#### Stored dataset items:
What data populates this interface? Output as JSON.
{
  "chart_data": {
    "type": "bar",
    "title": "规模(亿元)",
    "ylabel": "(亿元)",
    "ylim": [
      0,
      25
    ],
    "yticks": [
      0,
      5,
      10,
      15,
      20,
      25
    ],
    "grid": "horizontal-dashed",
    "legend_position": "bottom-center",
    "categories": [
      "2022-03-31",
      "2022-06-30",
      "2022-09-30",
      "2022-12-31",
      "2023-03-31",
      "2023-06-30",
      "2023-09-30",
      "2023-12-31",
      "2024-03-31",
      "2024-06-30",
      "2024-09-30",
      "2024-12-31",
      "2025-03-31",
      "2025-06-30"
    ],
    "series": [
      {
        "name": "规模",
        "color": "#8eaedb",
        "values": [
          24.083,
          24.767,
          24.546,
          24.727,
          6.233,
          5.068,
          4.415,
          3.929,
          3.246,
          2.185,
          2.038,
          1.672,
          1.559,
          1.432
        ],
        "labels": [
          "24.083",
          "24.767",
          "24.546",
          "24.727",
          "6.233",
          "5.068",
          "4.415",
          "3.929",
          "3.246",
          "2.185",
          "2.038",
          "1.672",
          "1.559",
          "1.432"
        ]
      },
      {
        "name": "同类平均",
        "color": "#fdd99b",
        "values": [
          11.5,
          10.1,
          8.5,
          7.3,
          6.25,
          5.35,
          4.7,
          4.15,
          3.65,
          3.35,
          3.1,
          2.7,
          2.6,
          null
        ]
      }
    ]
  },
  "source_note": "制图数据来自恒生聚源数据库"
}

#### What is asked:
Every line above should be retyped exactly as given.

#### Final result:
What data populates this interface? Output as JSON.
{
  "chart_data": {
    "type": "bar",
    "title": "规模(亿元)",
    "ylabel": "(亿元)",
    "ylim": [
      0,
      25
    ],
    "yticks": [
      0,
      5,
      10,
      15,
      20,
      25
    ],
    "grid": "horizontal-dashed",
    "legend_position": "bottom-center",
    "categories": [
      "2022-03-31",
      "2022-06-30",
      "2022-09-30",
      "2022-12-31",
      "2023-03-31",
      "2023-06-30",
      "2023-09-30",
      "2023-12-31",
      "2024-03-31",
      "2024-06-30",
      "2024-09-30",
      "2024-12-31",
      "2025-03-31",
      "2025-06-30"
    ],
    "series": [
      {
        "name": "规模",
        "color": "#8eaedb",
        "values": [
          24.083,
          24.767,
          24.546,
          24.727,
          6.233,
          5.068,
          4.415,
          3.929,
          3.246,
          2.185,
          2.038,
          1.672,
          1.559,
          1.432
        ],
        "labels": [
          "24.083",
          "24.767",
          "24.546",
          "24.727",
          "6.233",
          "5.068",
          "4.415",
          "3.929",
          "3.246",
          "2.185",
          "2.038",
          "1.672",
          "1.559",
          "1.432"
        ]
      },
      {
        "name": "同类平均",
        "color": "#fdd99b",
        "values": [
          11.5,
          10.1,
          8.5,
          7.3,
          6.25,
          5.35,
          4.7,
          4.15,
          3.65,
          3.35,
          3.1,
          2.7,
          2.6,
          null
        ]
      }
    ]
  },
  "source_note": "制图数据来自恒生聚源数据库"
}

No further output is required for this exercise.